▼

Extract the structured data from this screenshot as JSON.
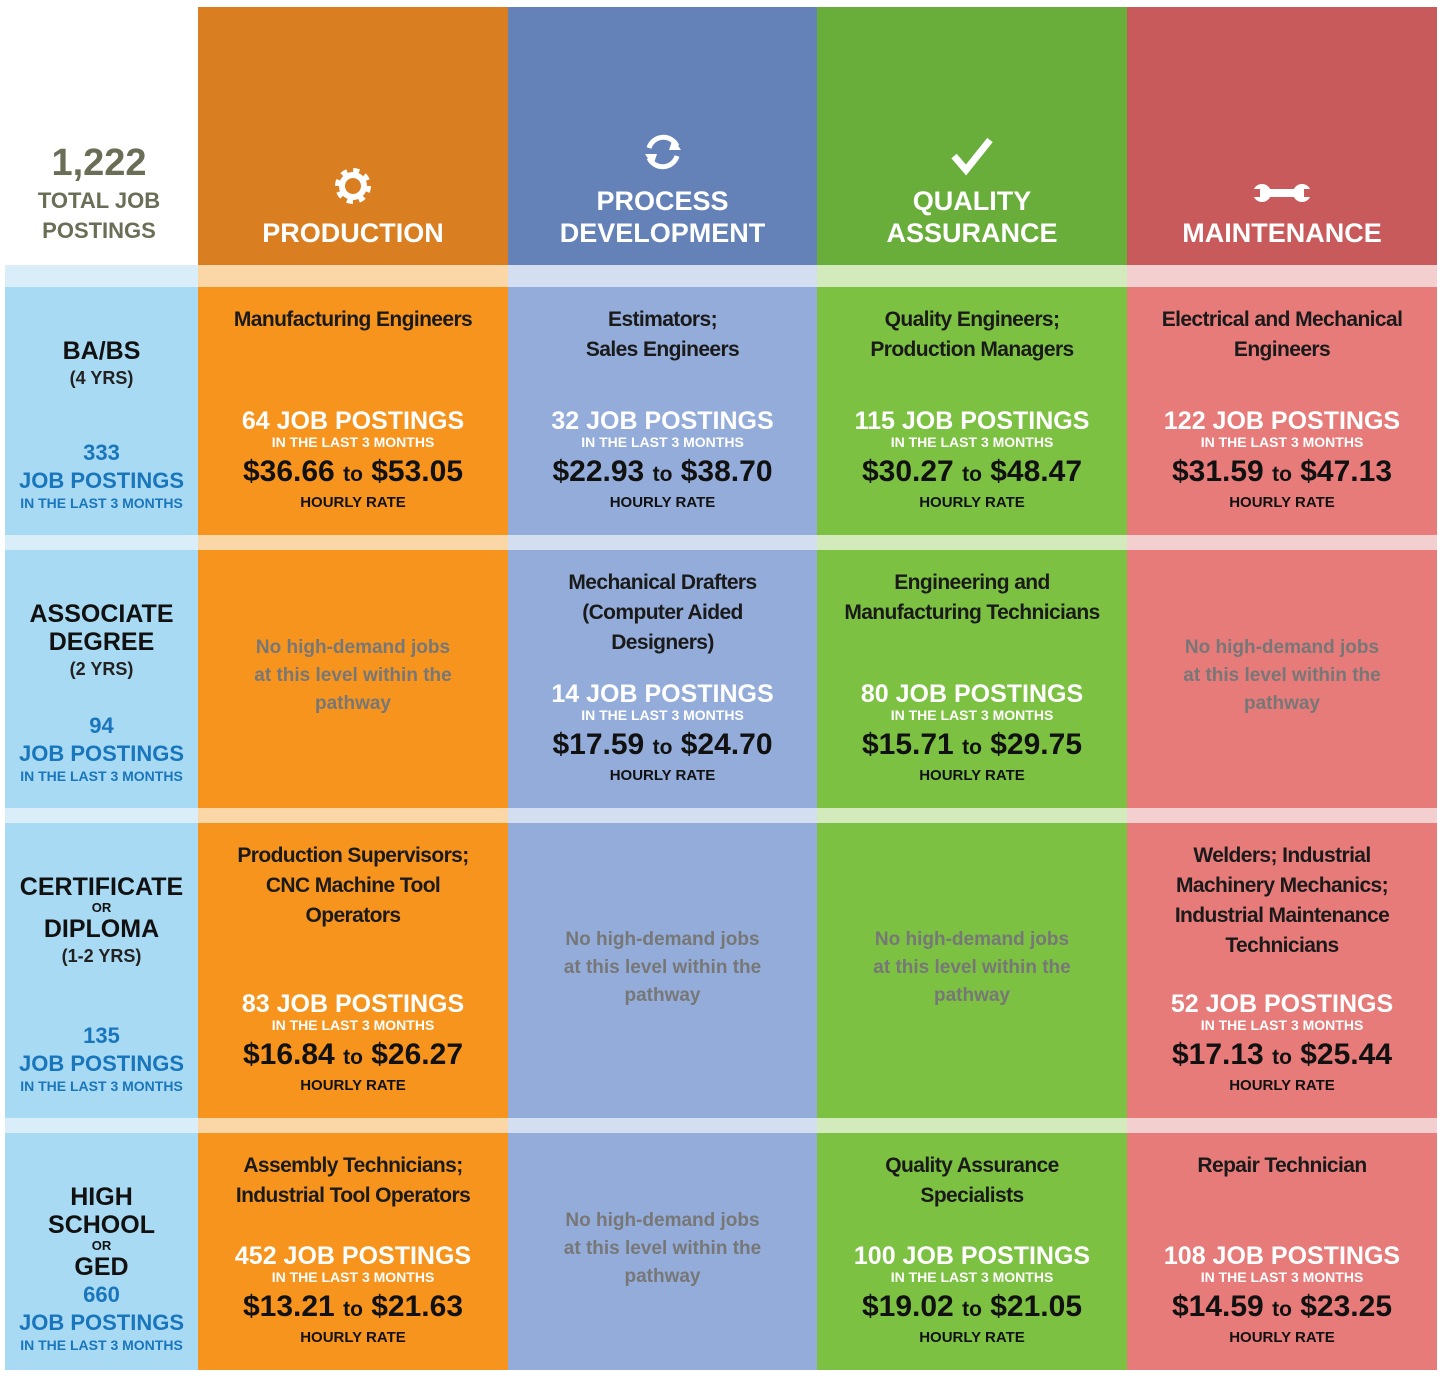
{
  "total": {
    "number": "1,222",
    "label": "TOTAL JOB POSTINGS"
  },
  "columns": [
    {
      "title": [
        "PRODUCTION"
      ],
      "color": "#f7941d",
      "header_color": "#d97f22",
      "band_color": "#fbd6a6"
    },
    {
      "title": [
        "PROCESS",
        "DEVELOPMENT"
      ],
      "color": "#93acd9",
      "header_color": "#6482b8",
      "band_color": "#d4def1"
    },
    {
      "title": [
        "QUALITY",
        "ASSURANCE"
      ],
      "color": "#7cc142",
      "header_color": "#69ad3a",
      "band_color": "#d3eabd"
    },
    {
      "title": [
        "MAINTENANCE"
      ],
      "color": "#e77b7a",
      "header_color": "#c95a5c",
      "band_color": "#f4cfcf"
    }
  ],
  "rows": [
    {
      "level": [
        "BA/BS"
      ],
      "years": "(4 YRS)",
      "postings": "333",
      "postings_label": "JOB POSTINGS",
      "period": "IN THE LAST 3 MONTHS",
      "cells": [
        {
          "title": [
            "Manufacturing Engineers"
          ],
          "postings": "64 JOB POSTINGS",
          "period": "IN THE LAST 3 MONTHS",
          "low": "$36.66",
          "to": "to",
          "high": "$53.05",
          "rate": "HOURLY RATE"
        },
        {
          "title": [
            "Estimators;",
            "Sales Engineers"
          ],
          "postings": "32 JOB POSTINGS",
          "period": "IN THE LAST 3 MONTHS",
          "low": "$22.93",
          "to": "to",
          "high": "$38.70",
          "rate": "HOURLY RATE"
        },
        {
          "title": [
            "Quality Engineers;",
            "Production Managers"
          ],
          "postings": "115 JOB POSTINGS",
          "period": "IN THE LAST 3 MONTHS",
          "low": "$30.27",
          "to": "to",
          "high": "$48.47",
          "rate": "HOURLY RATE"
        },
        {
          "title": [
            "Electrical and Mechanical",
            "Engineers"
          ],
          "postings": "122 JOB POSTINGS",
          "period": "IN THE LAST 3 MONTHS",
          "low": "$31.59",
          "to": "to",
          "high": "$47.13",
          "rate": "HOURLY RATE"
        }
      ]
    },
    {
      "level": [
        "ASSOCIATE",
        "DEGREE"
      ],
      "years": "(2 YRS)",
      "postings": "94",
      "postings_label": "JOB POSTINGS",
      "period": "IN THE LAST 3 MONTHS",
      "cells": [
        {
          "note": [
            "No high-demand jobs",
            "at this level within the",
            "pathway"
          ]
        },
        {
          "title": [
            "Mechanical Drafters",
            "(Computer Aided",
            "Designers)"
          ],
          "postings": "14 JOB POSTINGS",
          "period": "IN THE LAST 3 MONTHS",
          "low": "$17.59",
          "to": "to",
          "high": "$24.70",
          "rate": "HOURLY RATE"
        },
        {
          "title": [
            "Engineering and",
            "Manufacturing Technicians"
          ],
          "postings": "80 JOB POSTINGS",
          "period": "IN THE LAST 3 MONTHS",
          "low": "$15.71",
          "to": "to",
          "high": "$29.75",
          "rate": "HOURLY RATE"
        },
        {
          "note": [
            "No high-demand jobs",
            "at this level within the",
            "pathway"
          ]
        }
      ]
    },
    {
      "level": [
        "CERTIFICATE",
        "DIPLOMA"
      ],
      "or": "OR",
      "years": "(1-2 YRS)",
      "postings": "135",
      "postings_label": "JOB POSTINGS",
      "period": "IN THE LAST 3 MONTHS",
      "cells": [
        {
          "title": [
            "Production Supervisors;",
            "CNC Machine Tool",
            "Operators"
          ],
          "postings": "83 JOB POSTINGS",
          "period": "IN THE LAST 3 MONTHS",
          "low": "$16.84",
          "to": "to",
          "high": "$26.27",
          "rate": "HOURLY RATE"
        },
        {
          "note": [
            "No high-demand jobs",
            "at this level within the",
            "pathway"
          ]
        },
        {
          "note": [
            "No high-demand jobs",
            "at this level within the",
            "pathway"
          ]
        },
        {
          "title": [
            "Welders; Industrial",
            "Machinery Mechanics;",
            "Industrial Maintenance",
            "Technicians"
          ],
          "postings": "52 JOB POSTINGS",
          "period": "IN THE LAST 3 MONTHS",
          "low": "$17.13",
          "to": "to",
          "high": "$25.44",
          "rate": "HOURLY RATE"
        }
      ]
    },
    {
      "level": [
        "HIGH",
        "SCHOOL",
        "GED"
      ],
      "or_after": 2,
      "or": "OR",
      "postings": "660",
      "postings_label": "JOB POSTINGS",
      "period": "IN THE LAST 3 MONTHS",
      "cells": [
        {
          "title": [
            "Assembly Technicians;",
            "Industrial Tool Operators"
          ],
          "postings": "452 JOB POSTINGS",
          "period": "IN THE LAST 3 MONTHS",
          "low": "$13.21",
          "to": "to",
          "high": "$21.63",
          "rate": "HOURLY RATE"
        },
        {
          "note": [
            "No high-demand jobs",
            "at this level within the",
            "pathway"
          ]
        },
        {
          "title": [
            "Quality Assurance",
            "Specialists"
          ],
          "postings": "100 JOB POSTINGS",
          "period": "IN THE LAST 3 MONTHS",
          "low": "$19.02",
          "to": "to",
          "high": "$21.05",
          "rate": "HOURLY RATE"
        },
        {
          "title": [
            "Repair Technician"
          ],
          "postings": "108 JOB POSTINGS",
          "period": "IN THE LAST 3 MONTHS",
          "low": "$14.59",
          "to": "to",
          "high": "$23.25",
          "rate": "HOURLY RATE"
        }
      ]
    }
  ]
}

▲

• [THE PROBLEM]
Write out each entry exactly as given, omitting any picture.

• [FINISHED TASK]
Extract the structured data from this screenshot as JSON.
{
  "total": {
    "number": "1,222",
    "label": "TOTAL JOB POSTINGS"
  },
  "columns": [
    {
      "title": [
        "PRODUCTION"
      ],
      "color": "#f7941d",
      "header_color": "#d97f22",
      "band_color": "#fbd6a6"
    },
    {
      "title": [
        "PROCESS",
        "DEVELOPMENT"
      ],
      "color": "#93acd9",
      "header_color": "#6482b8",
      "band_color": "#d4def1"
    },
    {
      "title": [
        "QUALITY",
        "ASSURANCE"
      ],
      "color": "#7cc142",
      "header_color": "#69ad3a",
      "band_color": "#d3eabd"
    },
    {
      "title": [
        "MAINTENANCE"
      ],
      "color": "#e77b7a",
      "header_color": "#c95a5c",
      "band_color": "#f4cfcf"
    }
  ],
  "rows": [
    {
      "level": [
        "BA/BS"
      ],
      "years": "(4 YRS)",
      "postings": "333",
      "postings_label": "JOB POSTINGS",
      "period": "IN THE LAST 3 MONTHS",
      "cells": [
        {
          "title": [
            "Manufacturing Engineers"
          ],
          "postings": "64 JOB POSTINGS",
          "period": "IN THE LAST 3 MONTHS",
          "low": "$36.66",
          "to": "to",
          "high": "$53.05",
          "rate": "HOURLY RATE"
        },
        {
          "title": [
            "Estimators;",
            "Sales Engineers"
          ],
          "postings": "32 JOB POSTINGS",
          "period": "IN THE LAST 3 MONTHS",
          "low": "$22.93",
          "to": "to",
          "high": "$38.70",
          "rate": "HOURLY RATE"
        },
        {
          "title": [
            "Quality Engineers;",
            "Production Managers"
          ],
          "postings": "115 JOB POSTINGS",
          "period": "IN THE LAST 3 MONTHS",
          "low": "$30.27",
          "to": "to",
          "high": "$48.47",
          "rate": "HOURLY RATE"
        },
        {
          "title": [
            "Electrical and Mechanical",
            "Engineers"
          ],
          "postings": "122 JOB POSTINGS",
          "period": "IN THE LAST 3 MONTHS",
          "low": "$31.59",
          "to": "to",
          "high": "$47.13",
          "rate": "HOURLY RATE"
        }
      ]
    },
    {
      "level": [
        "ASSOCIATE",
        "DEGREE"
      ],
      "years": "(2 YRS)",
      "postings": "94",
      "postings_label": "JOB POSTINGS",
      "period": "IN THE LAST 3 MONTHS",
      "cells": [
        {
          "note": [
            "No high-demand jobs",
            "at this level within the",
            "pathway"
          ]
        },
        {
          "title": [
            "Mechanical Drafters",
            "(Computer Aided",
            "Designers)"
          ],
          "postings": "14 JOB POSTINGS",
          "period": "IN THE LAST 3 MONTHS",
          "low": "$17.59",
          "to": "to",
          "high": "$24.70",
          "rate": "HOURLY RATE"
        },
        {
          "title": [
            "Engineering and",
            "Manufacturing Technicians"
          ],
          "postings": "80 JOB POSTINGS",
          "period": "IN THE LAST 3 MONTHS",
          "low": "$15.71",
          "to": "to",
          "high": "$29.75",
          "rate": "HOURLY RATE"
        },
        {
          "note": [
            "No high-demand jobs",
            "at this level within the",
            "pathway"
          ]
        }
      ]
    },
    {
      "level": [
        "CERTIFICATE",
        "DIPLOMA"
      ],
      "or": "OR",
      "years": "(1-2 YRS)",
      "postings": "135",
      "postings_label": "JOB POSTINGS",
      "period": "IN THE LAST 3 MONTHS",
      "cells": [
        {
          "title": [
            "Production Supervisors;",
            "CNC Machine Tool",
            "Operators"
          ],
          "postings": "83 JOB POSTINGS",
          "period": "IN THE LAST 3 MONTHS",
          "low": "$16.84",
          "to": "to",
          "high": "$26.27",
          "rate": "HOURLY RATE"
        },
        {
          "note": [
            "No high-demand jobs",
            "at this level within the",
            "pathway"
          ]
        },
        {
          "note": [
            "No high-demand jobs",
            "at this level within the",
            "pathway"
          ]
        },
        {
          "title": [
            "Welders; Industrial",
            "Machinery Mechanics;",
            "Industrial Maintenance",
            "Technicians"
          ],
          "postings": "52 JOB POSTINGS",
          "period": "IN THE LAST 3 MONTHS",
          "low": "$17.13",
          "to": "to",
          "high": "$25.44",
          "rate": "HOURLY RATE"
        }
      ]
    },
    {
      "level": [
        "HIGH",
        "SCHOOL",
        "GED"
      ],
      "or_after": 2,
      "or": "OR",
      "postings": "660",
      "postings_label": "JOB POSTINGS",
      "period": "IN THE LAST 3 MONTHS",
      "cells": [
        {
          "title": [
            "Assembly Technicians;",
            "Industrial Tool Operators"
          ],
          "postings": "452 JOB POSTINGS",
          "period": "IN THE LAST 3 MONTHS",
          "low": "$13.21",
          "to": "to",
          "high": "$21.63",
          "rate": "HOURLY RATE"
        },
        {
          "note": [
            "No high-demand jobs",
            "at this level within the",
            "pathway"
          ]
        },
        {
          "title": [
            "Quality Assurance",
            "Specialists"
          ],
          "postings": "100 JOB POSTINGS",
          "period": "IN THE LAST 3 MONTHS",
          "low": "$19.02",
          "to": "to",
          "high": "$21.05",
          "rate": "HOURLY RATE"
        },
        {
          "title": [
            "Repair Technician"
          ],
          "postings": "108 JOB POSTINGS",
          "period": "IN THE LAST 3 MONTHS",
          "low": "$14.59",
          "to": "to",
          "high": "$23.25",
          "rate": "HOURLY RATE"
        }
      ]
    }
  ]
}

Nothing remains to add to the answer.